===== RECORD LIST

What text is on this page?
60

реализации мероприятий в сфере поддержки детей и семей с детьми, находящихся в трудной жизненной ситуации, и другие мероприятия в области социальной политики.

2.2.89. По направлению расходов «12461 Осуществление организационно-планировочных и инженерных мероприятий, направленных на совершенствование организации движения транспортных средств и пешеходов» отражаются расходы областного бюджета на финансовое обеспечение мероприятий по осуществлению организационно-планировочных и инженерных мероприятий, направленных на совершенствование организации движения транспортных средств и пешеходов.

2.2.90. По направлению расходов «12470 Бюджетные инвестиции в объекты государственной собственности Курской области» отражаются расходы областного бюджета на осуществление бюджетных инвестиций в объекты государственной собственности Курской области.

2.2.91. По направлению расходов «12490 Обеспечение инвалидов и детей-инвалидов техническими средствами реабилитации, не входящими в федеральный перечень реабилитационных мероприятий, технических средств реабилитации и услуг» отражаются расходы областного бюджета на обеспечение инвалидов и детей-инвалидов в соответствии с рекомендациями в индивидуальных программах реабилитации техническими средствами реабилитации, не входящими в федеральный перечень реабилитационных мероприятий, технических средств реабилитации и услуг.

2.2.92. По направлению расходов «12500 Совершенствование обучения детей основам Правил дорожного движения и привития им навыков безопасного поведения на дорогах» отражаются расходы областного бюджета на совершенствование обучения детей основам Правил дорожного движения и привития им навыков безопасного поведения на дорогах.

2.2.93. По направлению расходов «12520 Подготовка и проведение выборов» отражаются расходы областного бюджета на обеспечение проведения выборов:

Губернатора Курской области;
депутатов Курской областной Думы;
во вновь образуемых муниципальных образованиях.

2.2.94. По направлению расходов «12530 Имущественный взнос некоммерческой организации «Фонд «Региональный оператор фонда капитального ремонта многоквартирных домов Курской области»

==========

State how many lines of the listing include the word "отражаются". Reply with the number alone.

* RESPONSE *
5